====== Entries provided ======

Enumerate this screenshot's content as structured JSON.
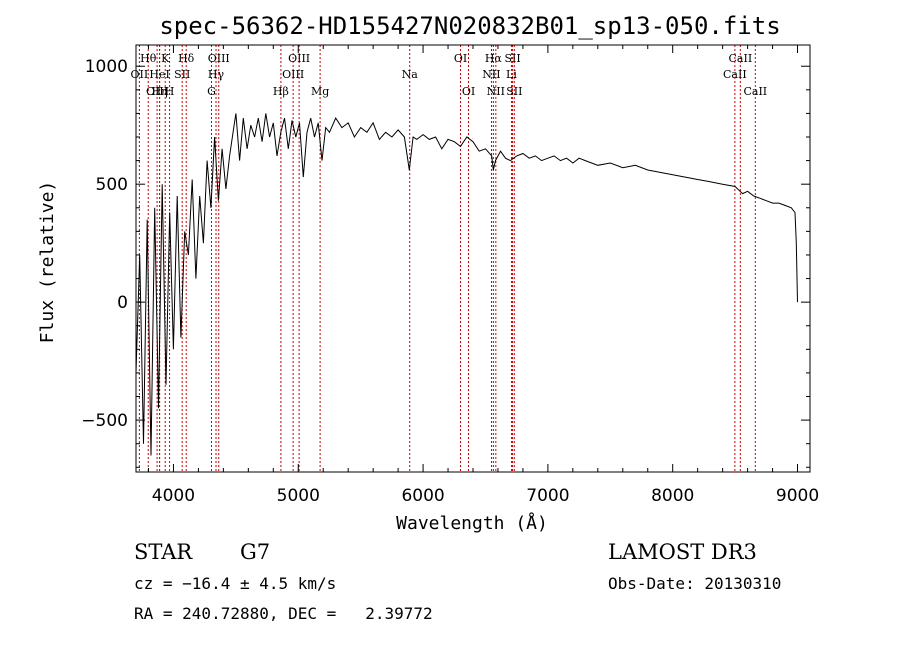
{
  "chart_data": {
    "type": "line",
    "title": "spec-56362-HD155427N020832B01_sp13-050.fits",
    "xlabel": "Wavelength (Å)",
    "ylabel": "Flux (relative)",
    "xlim": [
      3700,
      9100
    ],
    "ylim": [
      -720,
      1090
    ],
    "xticks": [
      4000,
      5000,
      6000,
      7000,
      8000,
      9000
    ],
    "yticks": [
      -500,
      0,
      500,
      1000
    ],
    "grid": false,
    "series": [
      {
        "name": "flux",
        "x": [
          3700,
          3730,
          3760,
          3790,
          3820,
          3850,
          3880,
          3910,
          3940,
          3970,
          4000,
          4030,
          4060,
          4090,
          4120,
          4150,
          4180,
          4210,
          4240,
          4270,
          4300,
          4330,
          4360,
          4390,
          4420,
          4450,
          4480,
          4500,
          4530,
          4560,
          4590,
          4620,
          4650,
          4680,
          4710,
          4740,
          4770,
          4800,
          4830,
          4860,
          4890,
          4920,
          4950,
          4980,
          5010,
          5040,
          5070,
          5100,
          5130,
          5160,
          5190,
          5220,
          5250,
          5300,
          5350,
          5400,
          5450,
          5500,
          5550,
          5600,
          5650,
          5700,
          5750,
          5800,
          5850,
          5890,
          5920,
          5950,
          6000,
          6050,
          6100,
          6150,
          6200,
          6250,
          6300,
          6350,
          6400,
          6450,
          6500,
          6550,
          6563,
          6580,
          6620,
          6660,
          6700,
          6750,
          6800,
          6850,
          6900,
          6950,
          7000,
          7050,
          7100,
          7150,
          7200,
          7250,
          7300,
          7400,
          7500,
          7600,
          7700,
          7800,
          7900,
          8000,
          8100,
          8200,
          8300,
          8400,
          8500,
          8540,
          8560,
          8600,
          8650,
          8700,
          8750,
          8800,
          8850,
          8900,
          8950,
          8980,
          8990,
          9000
        ],
        "values": [
          -300,
          200,
          -600,
          350,
          -650,
          400,
          -450,
          500,
          -350,
          380,
          -200,
          450,
          -150,
          300,
          200,
          520,
          100,
          450,
          250,
          600,
          400,
          700,
          430,
          650,
          480,
          620,
          730,
          800,
          600,
          780,
          650,
          750,
          700,
          780,
          680,
          800,
          700,
          760,
          620,
          720,
          780,
          650,
          770,
          700,
          760,
          530,
          720,
          780,
          700,
          760,
          600,
          740,
          720,
          780,
          740,
          760,
          700,
          740,
          720,
          760,
          690,
          720,
          700,
          730,
          700,
          560,
          700,
          690,
          710,
          690,
          700,
          650,
          690,
          680,
          660,
          700,
          680,
          640,
          650,
          620,
          560,
          600,
          640,
          610,
          600,
          620,
          630,
          610,
          620,
          600,
          610,
          620,
          600,
          610,
          590,
          610,
          600,
          580,
          590,
          570,
          580,
          560,
          550,
          540,
          530,
          520,
          510,
          500,
          490,
          470,
          460,
          470,
          450,
          440,
          430,
          420,
          420,
          410,
          400,
          380,
          250,
          0
        ]
      }
    ],
    "lines": [
      {
        "name": "Hθ",
        "wavelength": 3798,
        "row": 0
      },
      {
        "name": "OII",
        "wavelength": 3727,
        "row": 1
      },
      {
        "name": "OIII",
        "wavelength": 3869,
        "row": 2
      },
      {
        "name": "K",
        "wavelength": 3934,
        "row": 0
      },
      {
        "name": "Hη",
        "wavelength": 3889,
        "row": 2
      },
      {
        "name": "HeI",
        "wavelength": 3889,
        "row": 1
      },
      {
        "name": "H",
        "wavelength": 3969,
        "row": 2
      },
      {
        "name": "SII",
        "wavelength": 4070,
        "row": 1
      },
      {
        "name": "Hδ",
        "wavelength": 4102,
        "row": 0
      },
      {
        "name": "OIII",
        "wavelength": 4363,
        "row": 0
      },
      {
        "name": "Hγ",
        "wavelength": 4341,
        "row": 1
      },
      {
        "name": "G",
        "wavelength": 4305,
        "row": 2
      },
      {
        "name": "Hβ",
        "wavelength": 4861,
        "row": 2
      },
      {
        "name": "OIII",
        "wavelength": 5007,
        "row": 0
      },
      {
        "name": "OIII",
        "wavelength": 4959,
        "row": 1
      },
      {
        "name": "Mg",
        "wavelength": 5175,
        "row": 2
      },
      {
        "name": "Na",
        "wavelength": 5893,
        "row": 1
      },
      {
        "name": "OI",
        "wavelength": 6300,
        "row": 0
      },
      {
        "name": "OI",
        "wavelength": 6364,
        "row": 2
      },
      {
        "name": "Hα",
        "wavelength": 6563,
        "row": 0
      },
      {
        "name": "NII",
        "wavelength": 6548,
        "row": 1
      },
      {
        "name": "NII",
        "wavelength": 6583,
        "row": 2
      },
      {
        "name": "SII",
        "wavelength": 6717,
        "row": 0
      },
      {
        "name": "Li",
        "wavelength": 6708,
        "row": 1
      },
      {
        "name": "SII",
        "wavelength": 6731,
        "row": 2
      },
      {
        "name": "CaII",
        "wavelength": 8542,
        "row": 0
      },
      {
        "name": "CaII",
        "wavelength": 8498,
        "row": 1
      },
      {
        "name": "CaII",
        "wavelength": 8662,
        "row": 2
      }
    ],
    "line_color": "#cc0000"
  },
  "info": {
    "class": "STAR",
    "subclass": "G7",
    "survey": "LAMOST DR3",
    "cz": "cz = −16.4 ± 4.5 km/s",
    "obs_date": "Obs-Date: 20130310",
    "radec": "RA = 240.72880, DEC =   2.39772"
  }
}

======

Task requirements — Pictures in the records must not appear in the copy; transcribe everything else precisely.

Answer in full —
Enumerate this screenshot's content as structured JSON.
{
  "chart_data": {
    "type": "line",
    "title": "spec-56362-HD155427N020832B01_sp13-050.fits",
    "xlabel": "Wavelength (Å)",
    "ylabel": "Flux (relative)",
    "xlim": [
      3700,
      9100
    ],
    "ylim": [
      -720,
      1090
    ],
    "xticks": [
      4000,
      5000,
      6000,
      7000,
      8000,
      9000
    ],
    "yticks": [
      -500,
      0,
      500,
      1000
    ],
    "grid": false,
    "series": [
      {
        "name": "flux",
        "x": [
          3700,
          3730,
          3760,
          3790,
          3820,
          3850,
          3880,
          3910,
          3940,
          3970,
          4000,
          4030,
          4060,
          4090,
          4120,
          4150,
          4180,
          4210,
          4240,
          4270,
          4300,
          4330,
          4360,
          4390,
          4420,
          4450,
          4480,
          4500,
          4530,
          4560,
          4590,
          4620,
          4650,
          4680,
          4710,
          4740,
          4770,
          4800,
          4830,
          4860,
          4890,
          4920,
          4950,
          4980,
          5010,
          5040,
          5070,
          5100,
          5130,
          5160,
          5190,
          5220,
          5250,
          5300,
          5350,
          5400,
          5450,
          5500,
          5550,
          5600,
          5650,
          5700,
          5750,
          5800,
          5850,
          5890,
          5920,
          5950,
          6000,
          6050,
          6100,
          6150,
          6200,
          6250,
          6300,
          6350,
          6400,
          6450,
          6500,
          6550,
          6563,
          6580,
          6620,
          6660,
          6700,
          6750,
          6800,
          6850,
          6900,
          6950,
          7000,
          7050,
          7100,
          7150,
          7200,
          7250,
          7300,
          7400,
          7500,
          7600,
          7700,
          7800,
          7900,
          8000,
          8100,
          8200,
          8300,
          8400,
          8500,
          8540,
          8560,
          8600,
          8650,
          8700,
          8750,
          8800,
          8850,
          8900,
          8950,
          8980,
          8990,
          9000
        ],
        "values": [
          -300,
          200,
          -600,
          350,
          -650,
          400,
          -450,
          500,
          -350,
          380,
          -200,
          450,
          -150,
          300,
          200,
          520,
          100,
          450,
          250,
          600,
          400,
          700,
          430,
          650,
          480,
          620,
          730,
          800,
          600,
          780,
          650,
          750,
          700,
          780,
          680,
          800,
          700,
          760,
          620,
          720,
          780,
          650,
          770,
          700,
          760,
          530,
          720,
          780,
          700,
          760,
          600,
          740,
          720,
          780,
          740,
          760,
          700,
          740,
          720,
          760,
          690,
          720,
          700,
          730,
          700,
          560,
          700,
          690,
          710,
          690,
          700,
          650,
          690,
          680,
          660,
          700,
          680,
          640,
          650,
          620,
          560,
          600,
          640,
          610,
          600,
          620,
          630,
          610,
          620,
          600,
          610,
          620,
          600,
          610,
          590,
          610,
          600,
          580,
          590,
          570,
          580,
          560,
          550,
          540,
          530,
          520,
          510,
          500,
          490,
          470,
          460,
          470,
          450,
          440,
          430,
          420,
          420,
          410,
          400,
          380,
          250,
          0
        ]
      }
    ],
    "lines": [
      {
        "name": "Hθ",
        "wavelength": 3798,
        "row": 0
      },
      {
        "name": "OII",
        "wavelength": 3727,
        "row": 1
      },
      {
        "name": "OIII",
        "wavelength": 3869,
        "row": 2
      },
      {
        "name": "K",
        "wavelength": 3934,
        "row": 0
      },
      {
        "name": "Hη",
        "wavelength": 3889,
        "row": 2
      },
      {
        "name": "HeI",
        "wavelength": 3889,
        "row": 1
      },
      {
        "name": "H",
        "wavelength": 3969,
        "row": 2
      },
      {
        "name": "SII",
        "wavelength": 4070,
        "row": 1
      },
      {
        "name": "Hδ",
        "wavelength": 4102,
        "row": 0
      },
      {
        "name": "OIII",
        "wavelength": 4363,
        "row": 0
      },
      {
        "name": "Hγ",
        "wavelength": 4341,
        "row": 1
      },
      {
        "name": "G",
        "wavelength": 4305,
        "row": 2
      },
      {
        "name": "Hβ",
        "wavelength": 4861,
        "row": 2
      },
      {
        "name": "OIII",
        "wavelength": 5007,
        "row": 0
      },
      {
        "name": "OIII",
        "wavelength": 4959,
        "row": 1
      },
      {
        "name": "Mg",
        "wavelength": 5175,
        "row": 2
      },
      {
        "name": "Na",
        "wavelength": 5893,
        "row": 1
      },
      {
        "name": "OI",
        "wavelength": 6300,
        "row": 0
      },
      {
        "name": "OI",
        "wavelength": 6364,
        "row": 2
      },
      {
        "name": "Hα",
        "wavelength": 6563,
        "row": 0
      },
      {
        "name": "NII",
        "wavelength": 6548,
        "row": 1
      },
      {
        "name": "NII",
        "wavelength": 6583,
        "row": 2
      },
      {
        "name": "SII",
        "wavelength": 6717,
        "row": 0
      },
      {
        "name": "Li",
        "wavelength": 6708,
        "row": 1
      },
      {
        "name": "SII",
        "wavelength": 6731,
        "row": 2
      },
      {
        "name": "CaII",
        "wavelength": 8542,
        "row": 0
      },
      {
        "name": "CaII",
        "wavelength": 8498,
        "row": 1
      },
      {
        "name": "CaII",
        "wavelength": 8662,
        "row": 2
      }
    ],
    "line_color": "#cc0000"
  },
  "info": {
    "class": "STAR",
    "subclass": "G7",
    "survey": "LAMOST DR3",
    "cz": "cz = −16.4 ± 4.5 km/s",
    "obs_date": "Obs-Date: 20130310",
    "radec": "RA = 240.72880, DEC =   2.39772"
  }
}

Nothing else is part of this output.